### Do this:
Return each line of the data below exactly, omitting any pictures.

##########

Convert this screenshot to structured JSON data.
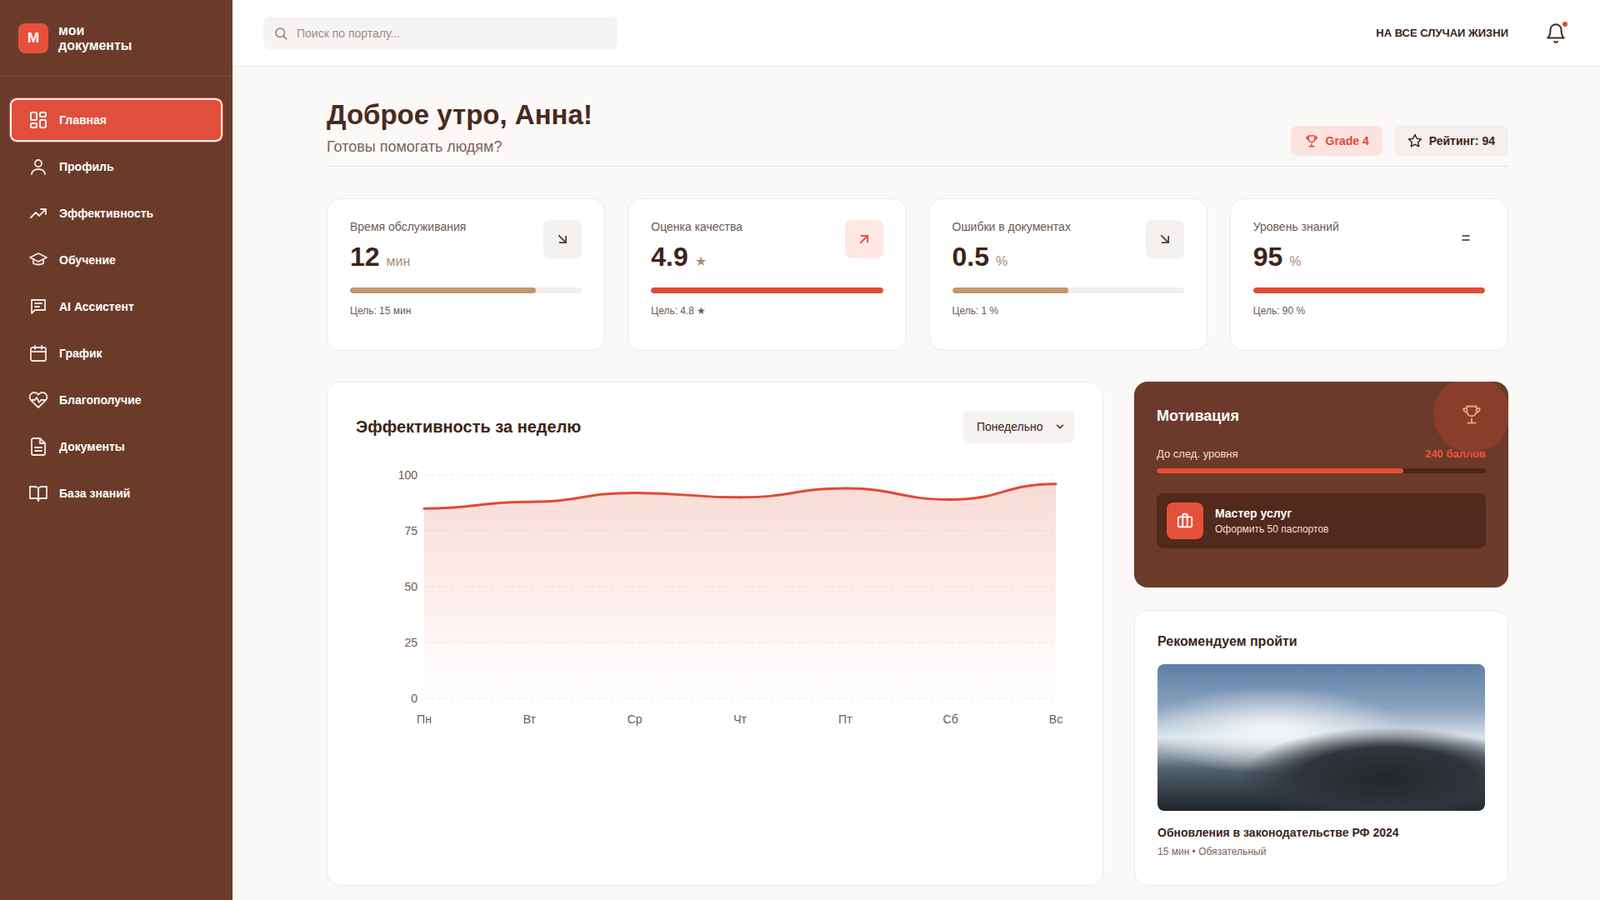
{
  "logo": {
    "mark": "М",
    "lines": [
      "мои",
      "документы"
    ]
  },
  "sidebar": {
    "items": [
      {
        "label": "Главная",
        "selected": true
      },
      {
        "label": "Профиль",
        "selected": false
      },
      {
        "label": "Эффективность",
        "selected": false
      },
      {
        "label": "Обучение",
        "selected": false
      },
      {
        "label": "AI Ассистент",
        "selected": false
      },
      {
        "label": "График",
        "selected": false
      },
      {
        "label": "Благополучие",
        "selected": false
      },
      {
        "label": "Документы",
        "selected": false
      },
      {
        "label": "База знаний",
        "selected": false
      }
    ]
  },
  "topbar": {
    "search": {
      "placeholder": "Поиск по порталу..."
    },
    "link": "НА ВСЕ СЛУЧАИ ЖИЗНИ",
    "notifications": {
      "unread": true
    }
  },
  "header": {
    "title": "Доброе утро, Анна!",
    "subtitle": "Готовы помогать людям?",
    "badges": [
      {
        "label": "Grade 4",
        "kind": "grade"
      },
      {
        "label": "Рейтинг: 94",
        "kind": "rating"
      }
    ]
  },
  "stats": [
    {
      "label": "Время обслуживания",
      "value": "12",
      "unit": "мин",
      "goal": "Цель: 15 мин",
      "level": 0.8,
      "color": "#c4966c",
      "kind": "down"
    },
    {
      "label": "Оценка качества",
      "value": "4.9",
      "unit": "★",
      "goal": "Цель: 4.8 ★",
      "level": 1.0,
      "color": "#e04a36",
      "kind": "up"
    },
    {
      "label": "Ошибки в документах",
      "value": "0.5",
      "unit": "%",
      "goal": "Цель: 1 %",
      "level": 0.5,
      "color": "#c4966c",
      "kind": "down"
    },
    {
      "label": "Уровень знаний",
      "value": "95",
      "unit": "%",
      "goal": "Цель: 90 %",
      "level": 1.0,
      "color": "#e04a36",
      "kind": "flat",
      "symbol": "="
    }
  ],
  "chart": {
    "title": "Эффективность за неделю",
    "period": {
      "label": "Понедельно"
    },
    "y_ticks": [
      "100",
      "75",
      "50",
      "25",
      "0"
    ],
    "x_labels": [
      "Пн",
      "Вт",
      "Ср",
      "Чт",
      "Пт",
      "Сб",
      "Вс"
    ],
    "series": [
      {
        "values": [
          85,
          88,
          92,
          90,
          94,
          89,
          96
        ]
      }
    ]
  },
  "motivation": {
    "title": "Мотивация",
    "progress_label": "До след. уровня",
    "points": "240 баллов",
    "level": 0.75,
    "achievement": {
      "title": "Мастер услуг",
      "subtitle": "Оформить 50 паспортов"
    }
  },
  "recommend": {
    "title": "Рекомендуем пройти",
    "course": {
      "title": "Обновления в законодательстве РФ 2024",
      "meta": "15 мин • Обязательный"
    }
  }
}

##########

### Completed task:
Convert this screenshot to structured JSON data.
{
  "logo": {
    "mark": "М",
    "lines": [
      "мои",
      "документы"
    ]
  },
  "sidebar": {
    "items": [
      {
        "label": "Главная",
        "selected": true
      },
      {
        "label": "Профиль",
        "selected": false
      },
      {
        "label": "Эффективность",
        "selected": false
      },
      {
        "label": "Обучение",
        "selected": false
      },
      {
        "label": "AI Ассистент",
        "selected": false
      },
      {
        "label": "График",
        "selected": false
      },
      {
        "label": "Благополучие",
        "selected": false
      },
      {
        "label": "Документы",
        "selected": false
      },
      {
        "label": "База знаний",
        "selected": false
      }
    ]
  },
  "topbar": {
    "search": {
      "placeholder": "Поиск по порталу..."
    },
    "link": "НА ВСЕ СЛУЧАИ ЖИЗНИ",
    "notifications": {
      "unread": true
    }
  },
  "header": {
    "title": "Доброе утро, Анна!",
    "subtitle": "Готовы помогать людям?",
    "badges": [
      {
        "label": "Grade 4",
        "kind": "grade"
      },
      {
        "label": "Рейтинг: 94",
        "kind": "rating"
      }
    ]
  },
  "stats": [
    {
      "label": "Время обслуживания",
      "value": "12",
      "unit": "мин",
      "goal": "Цель: 15 мин",
      "level": 0.8,
      "color": "#c4966c",
      "kind": "down"
    },
    {
      "label": "Оценка качества",
      "value": "4.9",
      "unit": "★",
      "goal": "Цель: 4.8 ★",
      "level": 1.0,
      "color": "#e04a36",
      "kind": "up"
    },
    {
      "label": "Ошибки в документах",
      "value": "0.5",
      "unit": "%",
      "goal": "Цель: 1 %",
      "level": 0.5,
      "color": "#c4966c",
      "kind": "down"
    },
    {
      "label": "Уровень знаний",
      "value": "95",
      "unit": "%",
      "goal": "Цель: 90 %",
      "level": 1.0,
      "color": "#e04a36",
      "kind": "flat",
      "symbol": "="
    }
  ],
  "chart": {
    "title": "Эффективность за неделю",
    "period": {
      "label": "Понедельно"
    },
    "y_ticks": [
      "100",
      "75",
      "50",
      "25",
      "0"
    ],
    "x_labels": [
      "Пн",
      "Вт",
      "Ср",
      "Чт",
      "Пт",
      "Сб",
      "Вс"
    ],
    "series": [
      {
        "values": [
          85,
          88,
          92,
          90,
          94,
          89,
          96
        ]
      }
    ]
  },
  "motivation": {
    "title": "Мотивация",
    "progress_label": "До след. уровня",
    "points": "240 баллов",
    "level": 0.75,
    "achievement": {
      "title": "Мастер услуг",
      "subtitle": "Оформить 50 паспортов"
    }
  },
  "recommend": {
    "title": "Рекомендуем пройти",
    "course": {
      "title": "Обновления в законодательстве РФ 2024",
      "meta": "15 мин • Обязательный"
    }
  }
}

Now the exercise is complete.